CHALLENGE → Repeat the listing below in full, exactly as it stands.
_ _ _ _ _ _ _
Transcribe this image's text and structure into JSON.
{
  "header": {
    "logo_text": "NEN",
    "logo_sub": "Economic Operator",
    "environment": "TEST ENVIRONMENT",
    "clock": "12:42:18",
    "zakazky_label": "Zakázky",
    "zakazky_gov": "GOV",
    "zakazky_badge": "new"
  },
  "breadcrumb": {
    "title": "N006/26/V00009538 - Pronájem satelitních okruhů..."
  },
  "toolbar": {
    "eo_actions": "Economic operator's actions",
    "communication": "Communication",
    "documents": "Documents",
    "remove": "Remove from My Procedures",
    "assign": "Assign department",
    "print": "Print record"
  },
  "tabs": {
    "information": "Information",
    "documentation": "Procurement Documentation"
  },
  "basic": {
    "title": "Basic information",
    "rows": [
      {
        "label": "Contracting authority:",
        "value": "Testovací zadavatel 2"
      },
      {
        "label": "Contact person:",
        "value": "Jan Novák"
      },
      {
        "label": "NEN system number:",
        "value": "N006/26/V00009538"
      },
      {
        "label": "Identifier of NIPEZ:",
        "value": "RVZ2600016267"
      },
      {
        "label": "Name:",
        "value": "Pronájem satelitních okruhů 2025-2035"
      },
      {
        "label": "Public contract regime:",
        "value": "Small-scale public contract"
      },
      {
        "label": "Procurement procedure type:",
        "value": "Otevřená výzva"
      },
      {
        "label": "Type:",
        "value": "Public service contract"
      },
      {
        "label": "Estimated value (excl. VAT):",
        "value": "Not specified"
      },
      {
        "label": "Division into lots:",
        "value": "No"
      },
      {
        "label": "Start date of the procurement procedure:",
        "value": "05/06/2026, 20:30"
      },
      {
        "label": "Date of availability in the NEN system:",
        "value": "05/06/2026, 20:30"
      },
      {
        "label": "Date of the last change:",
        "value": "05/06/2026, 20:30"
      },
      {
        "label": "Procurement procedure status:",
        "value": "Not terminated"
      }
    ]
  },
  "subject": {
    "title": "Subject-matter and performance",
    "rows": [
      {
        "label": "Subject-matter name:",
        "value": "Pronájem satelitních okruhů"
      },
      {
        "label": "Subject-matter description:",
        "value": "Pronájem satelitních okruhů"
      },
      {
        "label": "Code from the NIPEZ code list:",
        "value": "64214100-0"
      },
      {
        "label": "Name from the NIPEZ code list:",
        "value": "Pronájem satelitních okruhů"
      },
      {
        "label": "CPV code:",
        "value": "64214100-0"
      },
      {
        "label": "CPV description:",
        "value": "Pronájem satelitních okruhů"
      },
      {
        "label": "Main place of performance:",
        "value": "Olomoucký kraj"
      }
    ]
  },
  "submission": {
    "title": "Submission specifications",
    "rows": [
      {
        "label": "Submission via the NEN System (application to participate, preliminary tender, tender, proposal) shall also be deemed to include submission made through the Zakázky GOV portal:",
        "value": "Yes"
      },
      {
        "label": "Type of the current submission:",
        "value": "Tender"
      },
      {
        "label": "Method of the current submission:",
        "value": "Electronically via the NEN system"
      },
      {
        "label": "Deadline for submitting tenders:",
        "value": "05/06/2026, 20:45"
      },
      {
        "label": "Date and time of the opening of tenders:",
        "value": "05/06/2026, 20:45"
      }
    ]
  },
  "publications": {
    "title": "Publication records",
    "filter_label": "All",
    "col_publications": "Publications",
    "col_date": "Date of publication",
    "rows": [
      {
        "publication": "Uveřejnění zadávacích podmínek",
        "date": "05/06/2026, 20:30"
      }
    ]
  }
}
_ _ _ _ _ _ _
COMPLETE ANSWER →
Transcribe this image's text and structure into JSON.
{
  "header": {
    "logo_text": "NEN",
    "logo_sub": "Economic Operator",
    "environment": "TEST ENVIRONMENT",
    "clock": "12:42:18",
    "zakazky_label": "Zakázky",
    "zakazky_gov": "GOV",
    "zakazky_badge": "new"
  },
  "breadcrumb": {
    "title": "N006/26/V00009538 - Pronájem satelitních okruhů..."
  },
  "toolbar": {
    "eo_actions": "Economic operator's actions",
    "communication": "Communication",
    "documents": "Documents",
    "remove": "Remove from My Procedures",
    "assign": "Assign department",
    "print": "Print record"
  },
  "tabs": {
    "information": "Information",
    "documentation": "Procurement Documentation"
  },
  "basic": {
    "title": "Basic information",
    "rows": [
      {
        "label": "Contracting authority:",
        "value": "Testovací zadavatel 2"
      },
      {
        "label": "Contact person:",
        "value": "Jan Novák"
      },
      {
        "label": "NEN system number:",
        "value": "N006/26/V00009538"
      },
      {
        "label": "Identifier of NIPEZ:",
        "value": "RVZ2600016267"
      },
      {
        "label": "Name:",
        "value": "Pronájem satelitních okruhů 2025-2035"
      },
      {
        "label": "Public contract regime:",
        "value": "Small-scale public contract"
      },
      {
        "label": "Procurement procedure type:",
        "value": "Otevřená výzva"
      },
      {
        "label": "Type:",
        "value": "Public service contract"
      },
      {
        "label": "Estimated value (excl. VAT):",
        "value": "Not specified"
      },
      {
        "label": "Division into lots:",
        "value": "No"
      },
      {
        "label": "Start date of the procurement procedure:",
        "value": "05/06/2026, 20:30"
      },
      {
        "label": "Date of availability in the NEN system:",
        "value": "05/06/2026, 20:30"
      },
      {
        "label": "Date of the last change:",
        "value": "05/06/2026, 20:30"
      },
      {
        "label": "Procurement procedure status:",
        "value": "Not terminated"
      }
    ]
  },
  "subject": {
    "title": "Subject-matter and performance",
    "rows": [
      {
        "label": "Subject-matter name:",
        "value": "Pronájem satelitních okruhů"
      },
      {
        "label": "Subject-matter description:",
        "value": "Pronájem satelitních okruhů"
      },
      {
        "label": "Code from the NIPEZ code list:",
        "value": "64214100-0"
      },
      {
        "label": "Name from the NIPEZ code list:",
        "value": "Pronájem satelitních okruhů"
      },
      {
        "label": "CPV code:",
        "value": "64214100-0"
      },
      {
        "label": "CPV description:",
        "value": "Pronájem satelitních okruhů"
      },
      {
        "label": "Main place of performance:",
        "value": "Olomoucký kraj"
      }
    ]
  },
  "submission": {
    "title": "Submission specifications",
    "rows": [
      {
        "label": "Submission via the NEN System (application to participate, preliminary tender, tender, proposal) shall also be deemed to include submission made through the Zakázky GOV portal:",
        "value": "Yes"
      },
      {
        "label": "Type of the current submission:",
        "value": "Tender"
      },
      {
        "label": "Method of the current submission:",
        "value": "Electronically via the NEN system"
      },
      {
        "label": "Deadline for submitting tenders:",
        "value": "05/06/2026, 20:45"
      },
      {
        "label": "Date and time of the opening of tenders:",
        "value": "05/06/2026, 20:45"
      }
    ]
  },
  "publications": {
    "title": "Publication records",
    "filter_label": "All",
    "col_publications": "Publications",
    "col_date": "Date of publication",
    "rows": [
      {
        "publication": "Uveřejnění zadávacích podmínek",
        "date": "05/06/2026, 20:30"
      }
    ]
  }
}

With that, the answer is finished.